WHAT TO WORK ON: Copy the following entries word for word, leaving out the pictures.
**** RECORD EXCERPTS ****
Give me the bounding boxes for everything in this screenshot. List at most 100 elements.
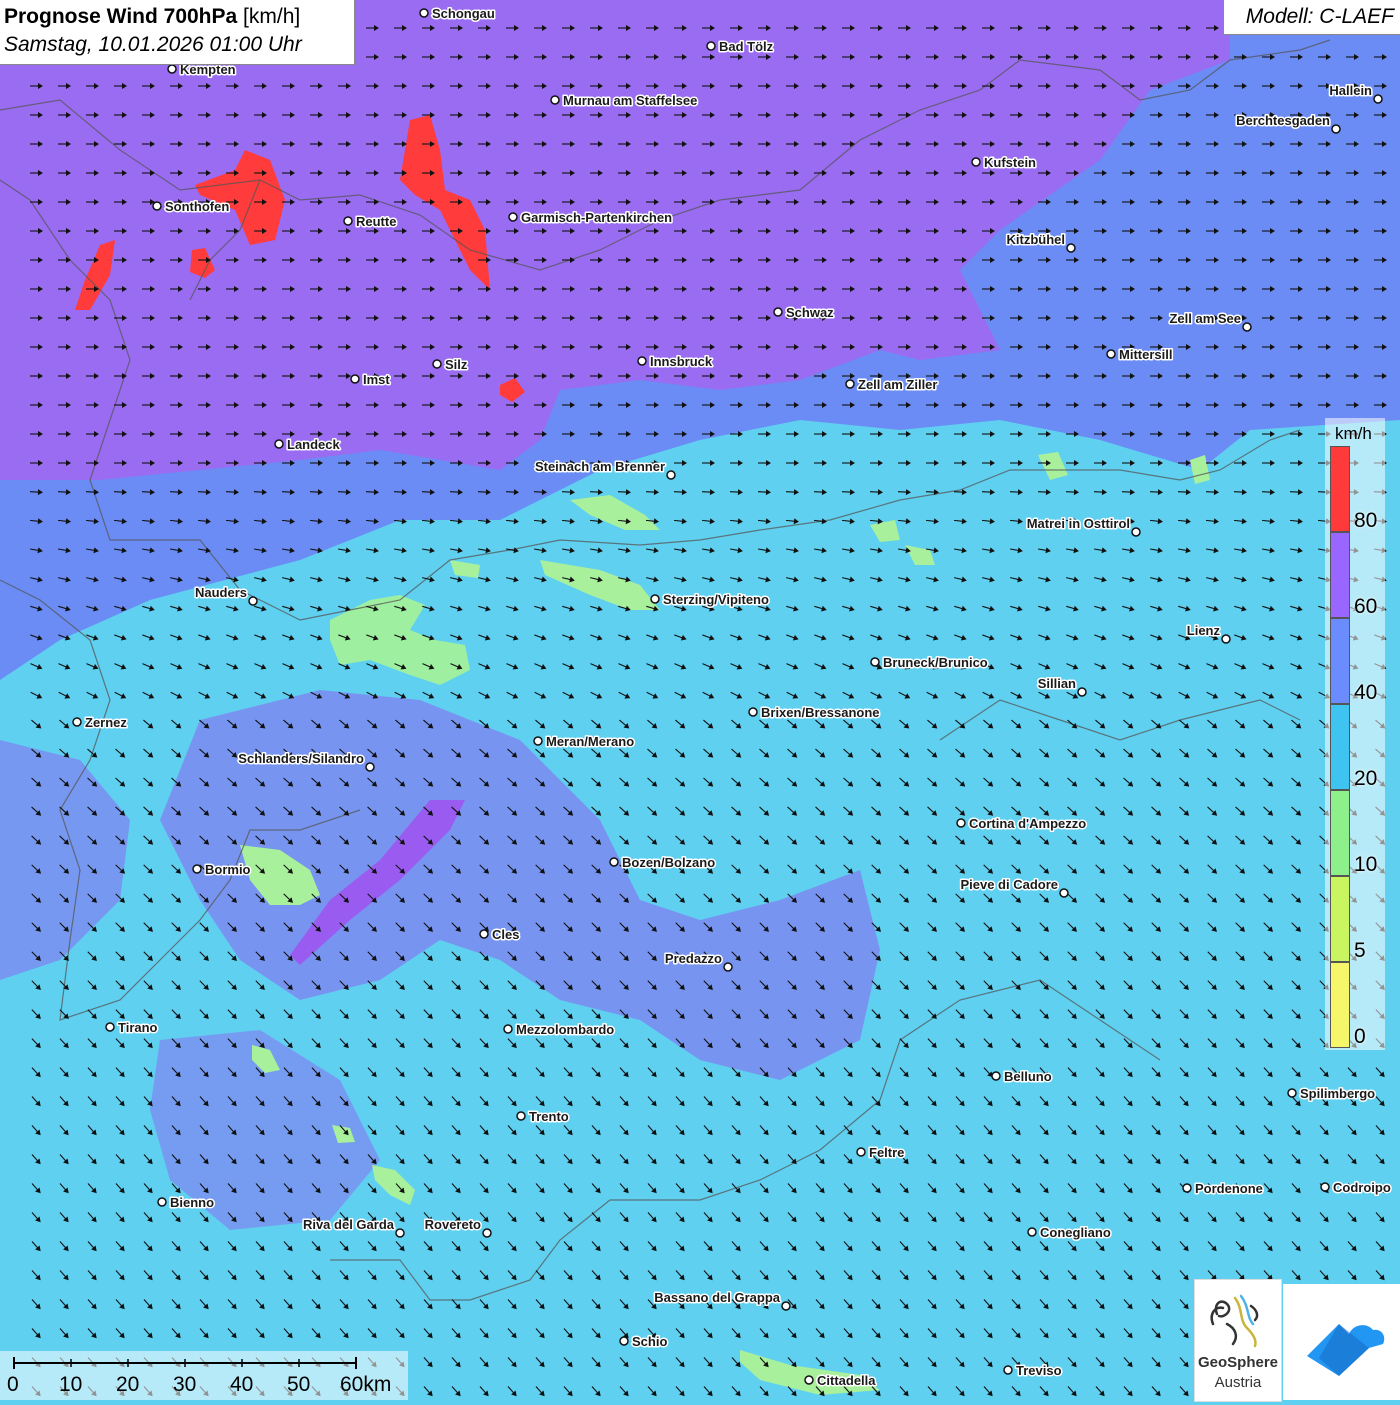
scale-label-20: 20 <box>116 1373 139 1397</box>
city-label: Cles <box>492 927 519 942</box>
city-dot <box>153 202 161 210</box>
city-marker: Cortina d'Ampezzo <box>957 816 1086 831</box>
city-dot <box>351 375 359 383</box>
city-marker: Spilimbergo <box>1288 1086 1375 1101</box>
legend-tick-80: 80 <box>1354 509 1377 533</box>
city-label: Murnau am Staffelsee <box>563 93 697 108</box>
legend-tick-0: 0 <box>1354 1025 1366 1049</box>
scale-bar: 0 10 20 30 40 50 60km <box>0 1351 408 1400</box>
city-label: Innsbruck <box>650 354 713 369</box>
city-marker: Innsbruck <box>638 354 713 369</box>
scale-label-60: 60km <box>340 1373 391 1397</box>
geosphere-logo[interactable]: GeoSphere Austria <box>1194 1279 1282 1402</box>
wind-map[interactable]: SchongauBad TölzKemptenMurnau am Staffel… <box>0 0 1400 1400</box>
city-dot <box>1183 1184 1191 1192</box>
city-dot <box>638 357 646 365</box>
forecast-datetime: Samstag, 10.01.2026 01:00 Uhr <box>4 33 302 57</box>
city-label: Pieve di Cadore <box>960 877 1058 892</box>
city-label: Brixen/Bressanone <box>761 705 880 720</box>
legend-color-segment <box>1330 618 1350 704</box>
city-label: Schio <box>632 1334 667 1349</box>
city-label: Treviso <box>1016 1363 1062 1378</box>
legend-tick-20: 20 <box>1354 767 1377 791</box>
city-marker: Garmisch-Partenkirchen <box>509 210 672 225</box>
city-marker: Sterzing/Vipiteno <box>651 592 769 607</box>
city-label: Landeck <box>287 437 341 452</box>
city-label: Kufstein <box>984 155 1036 170</box>
city-dot <box>1132 528 1140 536</box>
city-dot <box>1028 1228 1036 1236</box>
city-dot <box>158 1198 166 1206</box>
city-label: Matrei in Osttirol <box>1027 516 1130 531</box>
legend-tick-40: 40 <box>1354 681 1377 705</box>
cloud-app-icon <box>1283 1284 1400 1400</box>
city-label: Spilimbergo <box>1300 1086 1375 1101</box>
city-label: Reutte <box>356 214 396 229</box>
legend-unit: km/h <box>1335 424 1372 444</box>
city-dot <box>707 42 715 50</box>
city-label: Belluno <box>1004 1069 1052 1084</box>
city-label: Zell am See <box>1169 311 1241 326</box>
city-label: Sonthofen <box>165 199 229 214</box>
city-label: Berchtesgaden <box>1236 113 1330 128</box>
city-label: Conegliano <box>1040 1225 1111 1240</box>
city-dot <box>972 158 980 166</box>
city-dot <box>1004 1366 1012 1374</box>
city-dot <box>992 1072 1000 1080</box>
geosphere-logo-line2: Austria <box>1195 1374 1281 1391</box>
city-label: Riva del Garda <box>303 1217 395 1232</box>
city-marker: Schongau <box>420 6 495 21</box>
city-marker: Conegliano <box>1028 1225 1111 1240</box>
city-label: Hallein <box>1329 83 1372 98</box>
legend-color-segment <box>1330 962 1350 1048</box>
city-marker: Bruneck/Brunico <box>871 655 988 670</box>
map-title-main: Prognose Wind 700hPa <box>4 5 237 28</box>
legend-tick-10: 10 <box>1354 853 1377 877</box>
scale-label-50: 50 <box>287 1373 310 1397</box>
legend-color-segment <box>1330 876 1350 962</box>
city-marker: Murnau am Staffelsee <box>551 93 697 108</box>
city-dot <box>275 440 283 448</box>
legend-tick-60: 60 <box>1354 595 1377 619</box>
city-dot <box>366 763 374 771</box>
city-label: Mezzolombardo <box>516 1022 614 1037</box>
city-label: Meran/Merano <box>546 734 634 749</box>
city-dot <box>957 819 965 827</box>
legend-color-segment <box>1330 704 1350 790</box>
scale-label-30: 30 <box>173 1373 196 1397</box>
city-marker: Brixen/Bressanone <box>749 705 880 720</box>
city-label: Lienz <box>1187 623 1221 638</box>
city-dot <box>396 1229 404 1237</box>
city-label: Bad Tölz <box>719 39 774 54</box>
city-label: Silz <box>445 357 468 372</box>
city-dot <box>1222 635 1230 643</box>
city-dot <box>1067 244 1075 252</box>
city-dot <box>420 9 428 17</box>
color-legend: km/h 80 60 40 20 10 5 0 <box>1325 418 1385 1050</box>
city-label: Cittadella <box>817 1373 876 1388</box>
map-title-unit: [km/h] <box>237 5 300 28</box>
city-marker: Bozen/Bolzano <box>610 855 715 870</box>
legend-color-segment <box>1330 532 1350 618</box>
city-label: Codroipo <box>1333 1180 1391 1195</box>
model-name: Modell: C-LAEF <box>1246 5 1394 29</box>
city-label: Schwaz <box>786 305 834 320</box>
city-dot <box>620 1337 628 1345</box>
title-box: Prognose Wind 700hPa [km/h] Samstag, 10.… <box>0 0 355 65</box>
city-dot <box>724 963 732 971</box>
legend-color-segment <box>1330 790 1350 876</box>
model-box: Modell: C-LAEF <box>1223 0 1400 35</box>
app-logo[interactable] <box>1283 1284 1400 1400</box>
city-dot <box>1107 350 1115 358</box>
city-dot <box>749 708 757 716</box>
city-dot <box>1288 1089 1296 1097</box>
city-label: Predazzo <box>665 951 722 966</box>
legend-tick-5: 5 <box>1354 939 1366 963</box>
city-label: Bormio <box>205 862 251 877</box>
city-label: Bozen/Bolzano <box>622 855 715 870</box>
city-dot <box>504 1025 512 1033</box>
city-dot <box>551 96 559 104</box>
city-label: Cortina d'Ampezzo <box>969 816 1086 831</box>
city-marker: Meran/Merano <box>534 734 634 749</box>
city-label: Trento <box>529 1109 569 1124</box>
****
SOLVED EXERCISE:
Give me the bounding boxes for everything in this screenshot. List at most 100 elements.
scale-label-20: 20 <box>116 1373 139 1397</box>
city-label: Cles <box>492 927 519 942</box>
city-dot <box>153 202 161 210</box>
city-marker: Cortina d'Ampezzo <box>957 816 1086 831</box>
city-dot <box>351 375 359 383</box>
city-marker: Spilimbergo <box>1288 1086 1375 1101</box>
legend-tick-80: 80 <box>1354 509 1377 533</box>
city-label: Murnau am Staffelsee <box>563 93 697 108</box>
legend-tick-0: 0 <box>1354 1025 1366 1049</box>
scale-bar: 0 10 20 30 40 50 60km <box>0 1351 408 1400</box>
city-label: Innsbruck <box>650 354 713 369</box>
city-marker: Innsbruck <box>638 354 713 369</box>
scale-label-60: 60km <box>340 1373 391 1397</box>
geosphere-logo[interactable]: GeoSphere Austria <box>1194 1279 1282 1402</box>
wind-map[interactable]: SchongauBad TölzKemptenMurnau am Staffel… <box>0 0 1400 1400</box>
city-dot <box>1183 1184 1191 1192</box>
city-dot <box>638 357 646 365</box>
forecast-datetime: Samstag, 10.01.2026 01:00 Uhr <box>4 33 302 57</box>
city-label: Pieve di Cadore <box>960 877 1058 892</box>
city-label: Brixen/Bressanone <box>761 705 880 720</box>
legend-color-segment <box>1330 618 1350 704</box>
city-label: Schio <box>632 1334 667 1349</box>
city-label: Treviso <box>1016 1363 1062 1378</box>
legend-tick-20: 20 <box>1354 767 1377 791</box>
city-marker: Garmisch-Partenkirchen <box>509 210 672 225</box>
city-marker: Sterzing/Vipiteno <box>651 592 769 607</box>
city-label: Landeck <box>287 437 341 452</box>
city-label: Kufstein <box>984 155 1036 170</box>
city-dot <box>1132 528 1140 536</box>
city-dot <box>1028 1228 1036 1236</box>
city-dot <box>158 1198 166 1206</box>
city-label: Matrei in Osttirol <box>1027 516 1130 531</box>
legend-tick-40: 40 <box>1354 681 1377 705</box>
cloud-app-icon <box>1283 1284 1400 1400</box>
city-label: Spilimbergo <box>1300 1086 1375 1101</box>
city-label: Reutte <box>356 214 396 229</box>
legend-unit: km/h <box>1335 424 1372 444</box>
city-dot <box>707 42 715 50</box>
city-label: Belluno <box>1004 1069 1052 1084</box>
city-label: Zell am See <box>1169 311 1241 326</box>
city-label: Sonthofen <box>165 199 229 214</box>
city-label: Berchtesgaden <box>1236 113 1330 128</box>
city-label: Conegliano <box>1040 1225 1111 1240</box>
city-dot <box>972 158 980 166</box>
city-dot <box>1004 1366 1012 1374</box>
city-dot <box>992 1072 1000 1080</box>
geosphere-logo-line2: Austria <box>1195 1374 1281 1391</box>
city-label: Riva del Garda <box>303 1217 395 1232</box>
city-marker: Schongau <box>420 6 495 21</box>
city-marker: Conegliano <box>1028 1225 1111 1240</box>
city-label: Hallein <box>1329 83 1372 98</box>
legend-color-segment <box>1330 962 1350 1048</box>
city-marker: Bruneck/Brunico <box>871 655 988 670</box>
map-title-main: Prognose Wind 700hPa <box>4 5 237 28</box>
legend-tick-10: 10 <box>1354 853 1377 877</box>
scale-label-50: 50 <box>287 1373 310 1397</box>
legend-color-segment <box>1330 876 1350 962</box>
city-marker: Murnau am Staffelsee <box>551 93 697 108</box>
city-dot <box>275 440 283 448</box>
legend-tick-60: 60 <box>1354 595 1377 619</box>
city-dot <box>366 763 374 771</box>
city-label: Mezzolombardo <box>516 1022 614 1037</box>
city-label: Meran/Merano <box>546 734 634 749</box>
city-dot <box>957 819 965 827</box>
legend-color-segment <box>1330 704 1350 790</box>
scale-label-30: 30 <box>173 1373 196 1397</box>
city-marker: Brixen/Bressanone <box>749 705 880 720</box>
city-label: Lienz <box>1187 623 1221 638</box>
city-dot <box>396 1229 404 1237</box>
city-label: Bad Tölz <box>719 39 774 54</box>
city-label: Silz <box>445 357 468 372</box>
city-dot <box>1222 635 1230 643</box>
city-dot <box>1067 244 1075 252</box>
city-dot <box>420 9 428 17</box>
color-legend: km/h 80 60 40 20 10 5 0 <box>1325 418 1385 1050</box>
city-label: Cittadella <box>817 1373 876 1388</box>
map-title-unit: [km/h] <box>237 5 300 28</box>
city-marker: Bozen/Bolzano <box>610 855 715 870</box>
legend-color-segment <box>1330 532 1350 618</box>
city-label: Codroipo <box>1333 1180 1391 1195</box>
model-name: Modell: C-LAEF <box>1246 5 1394 29</box>
city-label: Schwaz <box>786 305 834 320</box>
city-dot <box>620 1337 628 1345</box>
title-box: Prognose Wind 700hPa [km/h] Samstag, 10.… <box>0 0 355 65</box>
city-dot <box>724 963 732 971</box>
legend-color-segment <box>1330 790 1350 876</box>
model-box: Modell: C-LAEF <box>1223 0 1400 35</box>
app-logo[interactable] <box>1283 1284 1400 1400</box>
city-dot <box>1107 350 1115 358</box>
city-dot <box>749 708 757 716</box>
city-dot <box>1288 1089 1296 1097</box>
city-label: Predazzo <box>665 951 722 966</box>
legend-tick-5: 5 <box>1354 939 1366 963</box>
city-label: Bormio <box>205 862 251 877</box>
city-label: Bozen/Bolzano <box>622 855 715 870</box>
city-dot <box>504 1025 512 1033</box>
city-dot <box>551 96 559 104</box>
city-label: Cortina d'Ampezzo <box>969 816 1086 831</box>
city-marker: Meran/Merano <box>534 734 634 749</box>
city-label: Trento <box>529 1109 569 1124</box>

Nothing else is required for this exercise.